GIVEN TASK
Retype the material in full, keeping every word the same.

RECORDS FOR THIS TASK
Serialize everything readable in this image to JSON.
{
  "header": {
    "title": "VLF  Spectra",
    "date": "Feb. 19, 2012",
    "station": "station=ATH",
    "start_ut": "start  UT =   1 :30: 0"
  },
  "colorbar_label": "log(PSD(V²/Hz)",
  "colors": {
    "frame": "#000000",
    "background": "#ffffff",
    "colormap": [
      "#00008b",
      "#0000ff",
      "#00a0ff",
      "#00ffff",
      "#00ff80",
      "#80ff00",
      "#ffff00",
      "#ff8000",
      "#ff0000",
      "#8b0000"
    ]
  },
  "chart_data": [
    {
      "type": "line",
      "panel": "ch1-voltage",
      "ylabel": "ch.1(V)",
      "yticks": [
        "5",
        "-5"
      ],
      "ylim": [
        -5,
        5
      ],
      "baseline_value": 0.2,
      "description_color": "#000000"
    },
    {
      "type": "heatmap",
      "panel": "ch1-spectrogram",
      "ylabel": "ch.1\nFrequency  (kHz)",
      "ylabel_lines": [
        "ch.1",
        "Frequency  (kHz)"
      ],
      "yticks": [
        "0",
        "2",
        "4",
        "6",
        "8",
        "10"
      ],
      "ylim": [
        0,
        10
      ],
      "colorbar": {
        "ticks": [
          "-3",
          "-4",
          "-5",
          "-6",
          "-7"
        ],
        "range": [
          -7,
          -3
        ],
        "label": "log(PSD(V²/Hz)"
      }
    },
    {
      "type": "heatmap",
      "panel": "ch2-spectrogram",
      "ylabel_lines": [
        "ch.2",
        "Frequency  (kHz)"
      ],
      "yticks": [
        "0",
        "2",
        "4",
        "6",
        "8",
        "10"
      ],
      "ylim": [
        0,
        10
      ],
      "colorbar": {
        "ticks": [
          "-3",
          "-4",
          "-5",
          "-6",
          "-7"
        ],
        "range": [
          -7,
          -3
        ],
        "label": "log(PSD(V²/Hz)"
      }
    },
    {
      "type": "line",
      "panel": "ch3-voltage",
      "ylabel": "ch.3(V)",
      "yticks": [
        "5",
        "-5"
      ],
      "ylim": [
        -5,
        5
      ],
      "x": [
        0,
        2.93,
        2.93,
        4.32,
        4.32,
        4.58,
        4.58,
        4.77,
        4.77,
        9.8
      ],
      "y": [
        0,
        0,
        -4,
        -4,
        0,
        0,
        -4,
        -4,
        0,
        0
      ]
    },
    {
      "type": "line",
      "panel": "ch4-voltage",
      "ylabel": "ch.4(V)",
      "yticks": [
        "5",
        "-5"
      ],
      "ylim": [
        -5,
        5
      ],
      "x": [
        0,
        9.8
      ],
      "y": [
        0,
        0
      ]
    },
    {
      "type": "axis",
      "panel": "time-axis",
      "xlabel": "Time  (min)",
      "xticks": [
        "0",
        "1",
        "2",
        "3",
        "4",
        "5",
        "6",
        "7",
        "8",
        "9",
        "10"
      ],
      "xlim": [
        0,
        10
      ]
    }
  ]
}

TASK RESPONSE
Serialize everything readable in this image to JSON.
{
  "header": {
    "title": "VLF  Spectra",
    "date": "Feb. 19, 2012",
    "station": "station=ATH",
    "start_ut": "start  UT =   1 :30: 0"
  },
  "colorbar_label": "log(PSD(V²/Hz)",
  "colors": {
    "frame": "#000000",
    "background": "#ffffff",
    "colormap": [
      "#00008b",
      "#0000ff",
      "#00a0ff",
      "#00ffff",
      "#00ff80",
      "#80ff00",
      "#ffff00",
      "#ff8000",
      "#ff0000",
      "#8b0000"
    ]
  },
  "chart_data": [
    {
      "type": "line",
      "panel": "ch1-voltage",
      "ylabel": "ch.1(V)",
      "yticks": [
        "5",
        "-5"
      ],
      "ylim": [
        -5,
        5
      ],
      "baseline_value": 0.2,
      "description_color": "#000000"
    },
    {
      "type": "heatmap",
      "panel": "ch1-spectrogram",
      "ylabel": "ch.1\nFrequency  (kHz)",
      "ylabel_lines": [
        "ch.1",
        "Frequency  (kHz)"
      ],
      "yticks": [
        "0",
        "2",
        "4",
        "6",
        "8",
        "10"
      ],
      "ylim": [
        0,
        10
      ],
      "colorbar": {
        "ticks": [
          "-3",
          "-4",
          "-5",
          "-6",
          "-7"
        ],
        "range": [
          -7,
          -3
        ],
        "label": "log(PSD(V²/Hz)"
      }
    },
    {
      "type": "heatmap",
      "panel": "ch2-spectrogram",
      "ylabel_lines": [
        "ch.2",
        "Frequency  (kHz)"
      ],
      "yticks": [
        "0",
        "2",
        "4",
        "6",
        "8",
        "10"
      ],
      "ylim": [
        0,
        10
      ],
      "colorbar": {
        "ticks": [
          "-3",
          "-4",
          "-5",
          "-6",
          "-7"
        ],
        "range": [
          -7,
          -3
        ],
        "label": "log(PSD(V²/Hz)"
      }
    },
    {
      "type": "line",
      "panel": "ch3-voltage",
      "ylabel": "ch.3(V)",
      "yticks": [
        "5",
        "-5"
      ],
      "ylim": [
        -5,
        5
      ],
      "x": [
        0,
        2.93,
        2.93,
        4.32,
        4.32,
        4.58,
        4.58,
        4.77,
        4.77,
        9.8
      ],
      "y": [
        0,
        0,
        -4,
        -4,
        0,
        0,
        -4,
        -4,
        0,
        0
      ]
    },
    {
      "type": "line",
      "panel": "ch4-voltage",
      "ylabel": "ch.4(V)",
      "yticks": [
        "5",
        "-5"
      ],
      "ylim": [
        -5,
        5
      ],
      "x": [
        0,
        9.8
      ],
      "y": [
        0,
        0
      ]
    },
    {
      "type": "axis",
      "panel": "time-axis",
      "xlabel": "Time  (min)",
      "xticks": [
        "0",
        "1",
        "2",
        "3",
        "4",
        "5",
        "6",
        "7",
        "8",
        "9",
        "10"
      ],
      "xlim": [
        0,
        10
      ]
    }
  ]
}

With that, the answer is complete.